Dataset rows
- - -

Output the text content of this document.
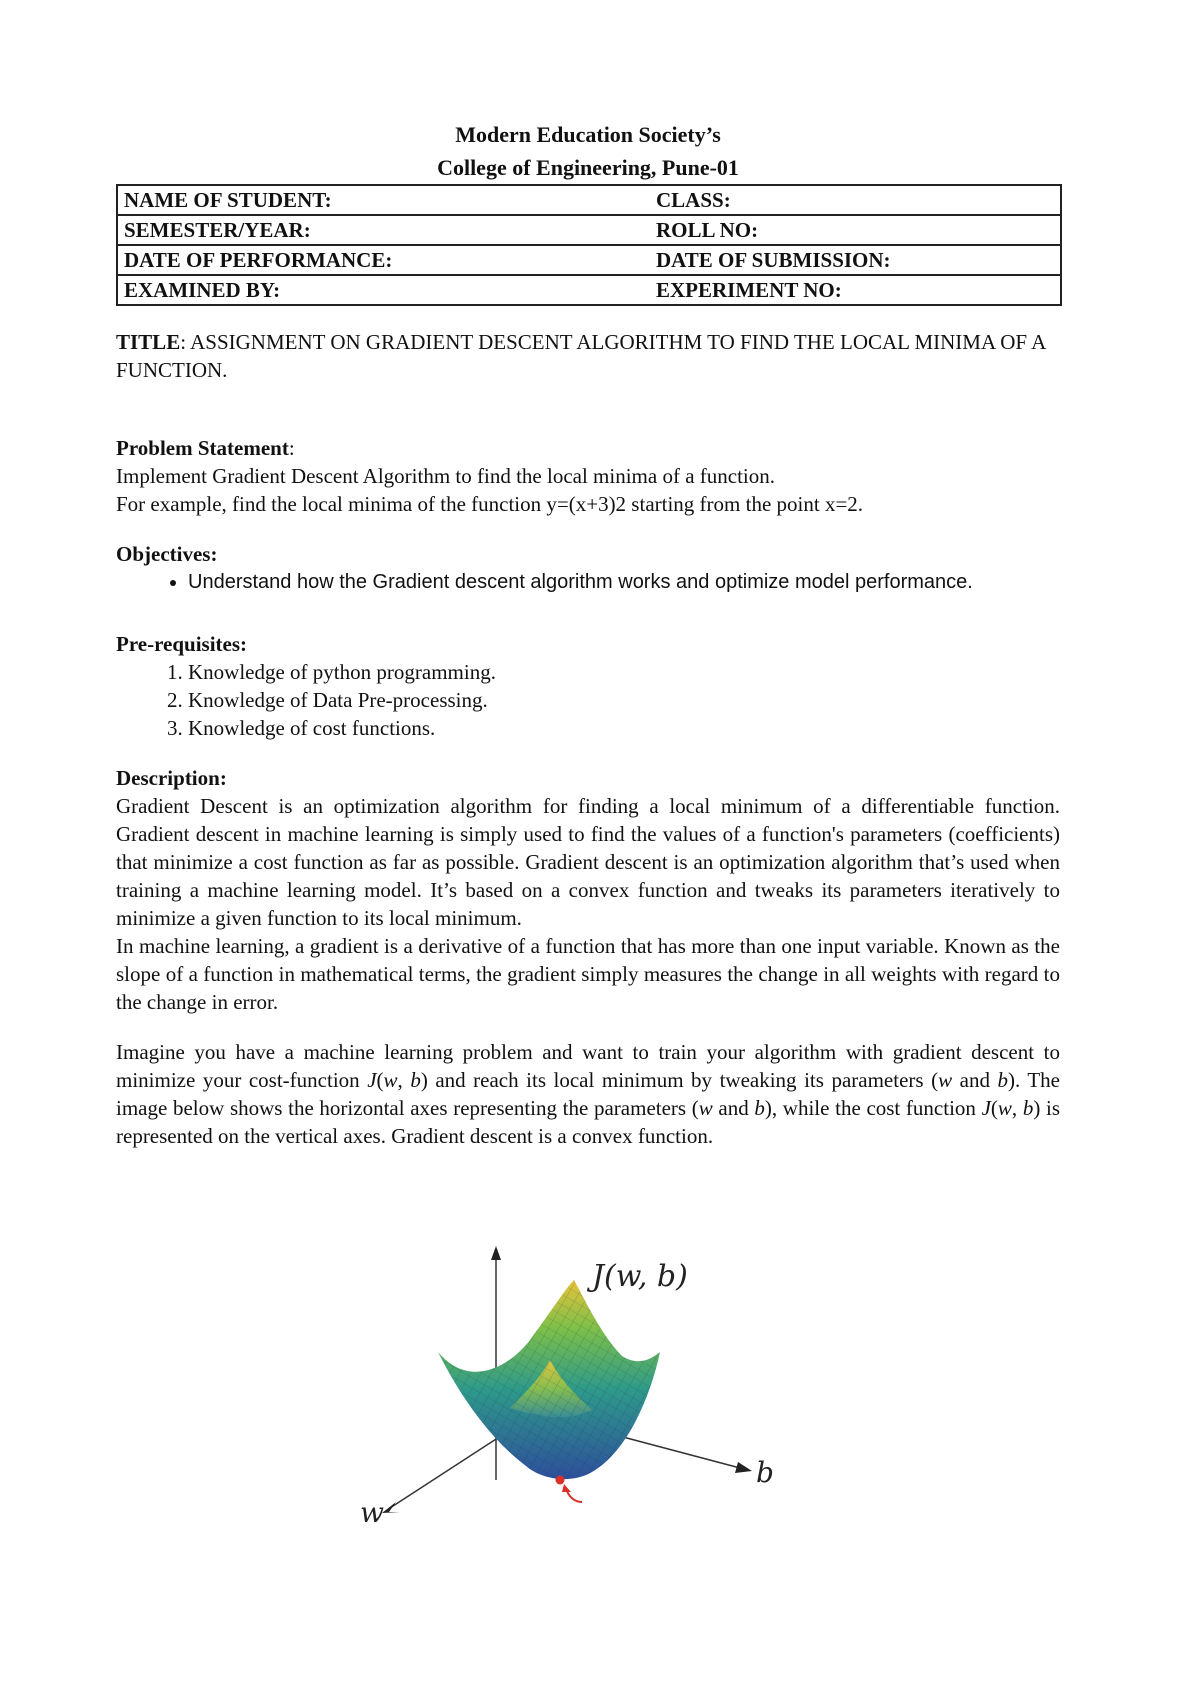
Modern Education Society’s
College of Engineering, Pune-01
NAME OF STUDENT:	CLASS:
SEMESTER/YEAR:	ROLL NO:
DATE OF PERFORMANCE:	DATE OF SUBMISSION:
EXAMINED BY:	EXPERIMENT NO:

TITLE: ASSIGNMENT ON GRADIENT DESCENT ALGORITHM TO FIND THE LOCAL MINIMA OF A FUNCTION.

Problem Statement:

Implement Gradient Descent Algorithm to find the local minima of a function.

For example, find the local minima of the function y=(x+3)2 starting from the point x=2.

Objectives:

• Understand how the Gradient descent algorithm works and optimize model performance.

Pre-requisites:

1. Knowledge of python programming.
2. Knowledge of Data Pre-processing.
3. Knowledge of cost functions.

Description:

Gradient Descent is an optimization algorithm for finding a local minimum of a differentiable function. Gradient descent in machine learning is simply used to find the values of a function's parameters (coefficients) that minimize a cost function as far as possible. Gradient descent is an optimization algorithm that’s used when training a machine learning model. It’s based on a convex function and tweaks its parameters iteratively to minimize a given function to its local minimum.

In machine learning, a gradient is a derivative of a function that has more than one input variable. Known as the slope of a function in mathematical terms, the gradient simply measures the change in all weights with regard to the change in error.

Imagine you have a machine learning problem and want to train your algorithm with gradient descent to minimize your cost-function J(w, b) and reach its local minimum by tweaking its parameters (w and b). The image below shows the horizontal axes representing the parameters (w and b), while the cost function J(w, b) is represented on the vertical axes. Gradient descent is a convex function.

J(w, b)
b
w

- - -

Aim of the exercise
Copy out every line of the data that includes "with".

Output of the task
In machine learning, a gradient is a derivative of a function that has more than one input variable. Known as the slope of a function in mathematical terms, the gradient simply measures the change in all weights with regard to the change in error.
Imagine you have a machine learning problem and want to train your algorithm with gradient descent to minimize your cost-function J(w, b) and reach its local minimum by tweaking its parameters (w and b). The image below shows the horizontal axes representing the parameters (w and b), while the cost function J(w, b) is represented on the vertical axes. Gradient descent is a convex function.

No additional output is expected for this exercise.